(Records for the task):
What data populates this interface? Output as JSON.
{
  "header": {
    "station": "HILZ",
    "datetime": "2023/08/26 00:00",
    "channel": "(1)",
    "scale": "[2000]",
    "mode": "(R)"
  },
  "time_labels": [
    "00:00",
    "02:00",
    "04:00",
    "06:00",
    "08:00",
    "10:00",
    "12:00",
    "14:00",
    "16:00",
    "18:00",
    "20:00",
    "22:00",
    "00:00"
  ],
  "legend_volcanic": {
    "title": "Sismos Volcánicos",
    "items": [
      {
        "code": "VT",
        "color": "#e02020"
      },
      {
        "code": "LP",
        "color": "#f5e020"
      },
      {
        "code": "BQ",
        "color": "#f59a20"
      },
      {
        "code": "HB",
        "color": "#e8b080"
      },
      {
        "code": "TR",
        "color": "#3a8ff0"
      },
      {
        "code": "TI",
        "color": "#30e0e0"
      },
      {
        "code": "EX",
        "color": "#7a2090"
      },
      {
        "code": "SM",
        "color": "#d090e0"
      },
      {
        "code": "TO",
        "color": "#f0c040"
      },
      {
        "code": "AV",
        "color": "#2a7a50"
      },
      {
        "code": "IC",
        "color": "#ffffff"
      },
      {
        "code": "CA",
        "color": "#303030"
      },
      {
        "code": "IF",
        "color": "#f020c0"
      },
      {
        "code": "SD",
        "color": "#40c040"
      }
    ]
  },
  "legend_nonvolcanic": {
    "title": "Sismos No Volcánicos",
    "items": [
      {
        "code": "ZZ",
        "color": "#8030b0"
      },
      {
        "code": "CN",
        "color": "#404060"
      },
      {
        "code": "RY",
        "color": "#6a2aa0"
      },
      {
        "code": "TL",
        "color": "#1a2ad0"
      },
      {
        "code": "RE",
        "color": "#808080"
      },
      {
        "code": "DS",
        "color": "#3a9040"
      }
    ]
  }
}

(Exercise):
Return each line of the records above exactly as it reads.

(Complete response):
What data populates this interface? Output as JSON.
{
  "header": {
    "station": "HILZ",
    "datetime": "2023/08/26 00:00",
    "channel": "(1)",
    "scale": "[2000]",
    "mode": "(R)"
  },
  "time_labels": [
    "00:00",
    "02:00",
    "04:00",
    "06:00",
    "08:00",
    "10:00",
    "12:00",
    "14:00",
    "16:00",
    "18:00",
    "20:00",
    "22:00",
    "00:00"
  ],
  "legend_volcanic": {
    "title": "Sismos Volcánicos",
    "items": [
      {
        "code": "VT",
        "color": "#e02020"
      },
      {
        "code": "LP",
        "color": "#f5e020"
      },
      {
        "code": "BQ",
        "color": "#f59a20"
      },
      {
        "code": "HB",
        "color": "#e8b080"
      },
      {
        "code": "TR",
        "color": "#3a8ff0"
      },
      {
        "code": "TI",
        "color": "#30e0e0"
      },
      {
        "code": "EX",
        "color": "#7a2090"
      },
      {
        "code": "SM",
        "color": "#d090e0"
      },
      {
        "code": "TO",
        "color": "#f0c040"
      },
      {
        "code": "AV",
        "color": "#2a7a50"
      },
      {
        "code": "IC",
        "color": "#ffffff"
      },
      {
        "code": "CA",
        "color": "#303030"
      },
      {
        "code": "IF",
        "color": "#f020c0"
      },
      {
        "code": "SD",
        "color": "#40c040"
      }
    ]
  },
  "legend_nonvolcanic": {
    "title": "Sismos No Volcánicos",
    "items": [
      {
        "code": "ZZ",
        "color": "#8030b0"
      },
      {
        "code": "CN",
        "color": "#404060"
      },
      {
        "code": "RY",
        "color": "#6a2aa0"
      },
      {
        "code": "TL",
        "color": "#1a2ad0"
      },
      {
        "code": "RE",
        "color": "#808080"
      },
      {
        "code": "DS",
        "color": "#3a9040"
      }
    ]
  }
}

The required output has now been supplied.